§ **EXERCISE GOAL**
Your task is to repeat the listing exactly.

Stored records:
───
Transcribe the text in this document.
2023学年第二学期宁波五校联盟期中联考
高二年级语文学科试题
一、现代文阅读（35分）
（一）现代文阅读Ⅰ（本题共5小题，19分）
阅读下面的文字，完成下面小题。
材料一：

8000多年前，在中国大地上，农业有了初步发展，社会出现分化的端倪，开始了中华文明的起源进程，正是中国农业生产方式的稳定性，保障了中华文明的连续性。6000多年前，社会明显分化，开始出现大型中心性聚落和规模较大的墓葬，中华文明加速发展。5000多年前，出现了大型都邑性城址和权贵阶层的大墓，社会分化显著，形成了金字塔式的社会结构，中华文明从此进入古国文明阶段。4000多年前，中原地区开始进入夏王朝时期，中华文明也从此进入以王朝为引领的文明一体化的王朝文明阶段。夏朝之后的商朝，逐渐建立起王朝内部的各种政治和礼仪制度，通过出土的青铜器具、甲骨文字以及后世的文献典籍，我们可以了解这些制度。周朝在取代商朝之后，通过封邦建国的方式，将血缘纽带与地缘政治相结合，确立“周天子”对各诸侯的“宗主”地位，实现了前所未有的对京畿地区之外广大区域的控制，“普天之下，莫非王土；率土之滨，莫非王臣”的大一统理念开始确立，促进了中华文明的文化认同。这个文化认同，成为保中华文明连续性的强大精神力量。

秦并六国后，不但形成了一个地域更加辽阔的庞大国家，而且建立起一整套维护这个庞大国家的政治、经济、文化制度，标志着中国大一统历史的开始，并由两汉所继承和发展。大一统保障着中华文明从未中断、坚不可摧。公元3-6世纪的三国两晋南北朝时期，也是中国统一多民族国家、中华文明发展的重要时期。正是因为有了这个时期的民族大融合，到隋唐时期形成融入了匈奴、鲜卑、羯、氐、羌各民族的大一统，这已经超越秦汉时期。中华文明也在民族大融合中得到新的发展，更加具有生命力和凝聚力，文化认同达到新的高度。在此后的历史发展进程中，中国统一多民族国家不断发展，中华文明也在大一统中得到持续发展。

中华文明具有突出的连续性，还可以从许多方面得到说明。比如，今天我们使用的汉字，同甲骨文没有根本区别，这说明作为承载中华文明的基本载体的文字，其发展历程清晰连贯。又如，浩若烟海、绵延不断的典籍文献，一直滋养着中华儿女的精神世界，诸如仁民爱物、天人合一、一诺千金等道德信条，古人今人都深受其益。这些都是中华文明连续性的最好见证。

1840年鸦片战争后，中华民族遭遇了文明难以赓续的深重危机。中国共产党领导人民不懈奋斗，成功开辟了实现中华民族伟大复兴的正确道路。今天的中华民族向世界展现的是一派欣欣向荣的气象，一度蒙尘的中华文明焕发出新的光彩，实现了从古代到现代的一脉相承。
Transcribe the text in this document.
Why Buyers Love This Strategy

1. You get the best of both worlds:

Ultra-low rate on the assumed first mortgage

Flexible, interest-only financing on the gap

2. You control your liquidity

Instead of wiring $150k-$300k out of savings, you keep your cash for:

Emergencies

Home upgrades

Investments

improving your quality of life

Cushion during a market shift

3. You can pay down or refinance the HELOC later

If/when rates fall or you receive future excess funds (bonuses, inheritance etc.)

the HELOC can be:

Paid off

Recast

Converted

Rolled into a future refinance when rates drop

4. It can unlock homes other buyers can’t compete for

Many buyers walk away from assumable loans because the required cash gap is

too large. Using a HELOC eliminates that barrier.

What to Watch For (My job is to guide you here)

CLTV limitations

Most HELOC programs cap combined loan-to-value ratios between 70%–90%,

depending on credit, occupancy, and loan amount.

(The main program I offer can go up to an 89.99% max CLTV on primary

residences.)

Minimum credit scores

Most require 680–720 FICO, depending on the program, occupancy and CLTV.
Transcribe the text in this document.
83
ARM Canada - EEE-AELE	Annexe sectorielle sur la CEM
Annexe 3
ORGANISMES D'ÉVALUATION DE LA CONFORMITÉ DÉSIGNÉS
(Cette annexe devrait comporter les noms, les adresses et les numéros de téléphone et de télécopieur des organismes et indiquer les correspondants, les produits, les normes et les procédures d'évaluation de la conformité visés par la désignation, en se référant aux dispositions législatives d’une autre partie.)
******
───
§ **SOLUTION FOR THIS EXERCISE**
Transcribe the text in this document.
2023学年第二学期宁波五校联盟期中联考
高二年级语文学科试题
一、现代文阅读（35分）
（一）现代文阅读Ⅰ（本题共5小题，19分）
阅读下面的文字，完成下面小题。
材料一：

8000多年前，在中国大地上，农业有了初步发展，社会出现分化的端倪，开始了中华文明的起源进程，正是中国农业生产方式的稳定性，保障了中华文明的连续性。6000多年前，社会明显分化，开始出现大型中心性聚落和规模较大的墓葬，中华文明加速发展。5000多年前，出现了大型都邑性城址和权贵阶层的大墓，社会分化显著，形成了金字塔式的社会结构，中华文明从此进入古国文明阶段。4000多年前，中原地区开始进入夏王朝时期，中华文明也从此进入以王朝为引领的文明一体化的王朝文明阶段。夏朝之后的商朝，逐渐建立起王朝内部的各种政治和礼仪制度，通过出土的青铜器具、甲骨文字以及后世的文献典籍，我们可以了解这些制度。周朝在取代商朝之后，通过封邦建国的方式，将血缘纽带与地缘政治相结合，确立“周天子”对各诸侯的“宗主”地位，实现了前所未有的对京畿地区之外广大区域的控制，“普天之下，莫非王土；率土之滨，莫非王臣”的大一统理念开始确立，促进了中华文明的文化认同。这个文化认同，成为保中华文明连续性的强大精神力量。

秦并六国后，不但形成了一个地域更加辽阔的庞大国家，而且建立起一整套维护这个庞大国家的政治、经济、文化制度，标志着中国大一统历史的开始，并由两汉所继承和发展。大一统保障着中华文明从未中断、坚不可摧。公元3-6世纪的三国两晋南北朝时期，也是中国统一多民族国家、中华文明发展的重要时期。正是因为有了这个时期的民族大融合，到隋唐时期形成融入了匈奴、鲜卑、羯、氐、羌各民族的大一统，这已经超越秦汉时期。中华文明也在民族大融合中得到新的发展，更加具有生命力和凝聚力，文化认同达到新的高度。在此后的历史发展进程中，中国统一多民族国家不断发展，中华文明也在大一统中得到持续发展。

中华文明具有突出的连续性，还可以从许多方面得到说明。比如，今天我们使用的汉字，同甲骨文没有根本区别，这说明作为承载中华文明的基本载体的文字，其发展历程清晰连贯。又如，浩若烟海、绵延不断的典籍文献，一直滋养着中华儿女的精神世界，诸如仁民爱物、天人合一、一诺千金等道德信条，古人今人都深受其益。这些都是中华文明连续性的最好见证。

1840年鸦片战争后，中华民族遭遇了文明难以赓续的深重危机。中国共产党领导人民不懈奋斗，成功开辟了实现中华民族伟大复兴的正确道路。今天的中华民族向世界展现的是一派欣欣向荣的气象，一度蒙尘的中华文明焕发出新的光彩，实现了从古代到现代的一脉相承。
Transcribe the text in this document.
Why Buyers Love This Strategy

1. You get the best of both worlds:

Ultra-low rate on the assumed first mortgage

Flexible, interest-only financing on the gap

2. You control your liquidity

Instead of wiring $150k-$300k out of savings, you keep your cash for:

Emergencies

Home upgrades

Investments

improving your quality of life

Cushion during a market shift

3. You can pay down or refinance the HELOC later

If/when rates fall or you receive future excess funds (bonuses, inheritance etc.)

the HELOC can be:

Paid off

Recast

Converted

Rolled into a future refinance when rates drop

4. It can unlock homes other buyers can’t compete for

Many buyers walk away from assumable loans because the required cash gap is

too large. Using a HELOC eliminates that barrier.

What to Watch For (My job is to guide you here)

CLTV limitations

Most HELOC programs cap combined loan-to-value ratios between 70%–90%,

depending on credit, occupancy, and loan amount.

(The main program I offer can go up to an 89.99% max CLTV on primary

residences.)

Minimum credit scores

Most require 680–720 FICO, depending on the program, occupancy and CLTV.
Transcribe the text in this document.
83
ARM Canada - EEE-AELE	Annexe sectorielle sur la CEM
Annexe 3
ORGANISMES D'ÉVALUATION DE LA CONFORMITÉ DÉSIGNÉS
(Cette annexe devrait comporter les noms, les adresses et les numéros de téléphone et de télécopieur des organismes et indiquer les correspondants, les produits, les normes et les procédures d'évaluation de la conformité visés par la désignation, en se référant aux dispositions législatives d’une autre partie.)
******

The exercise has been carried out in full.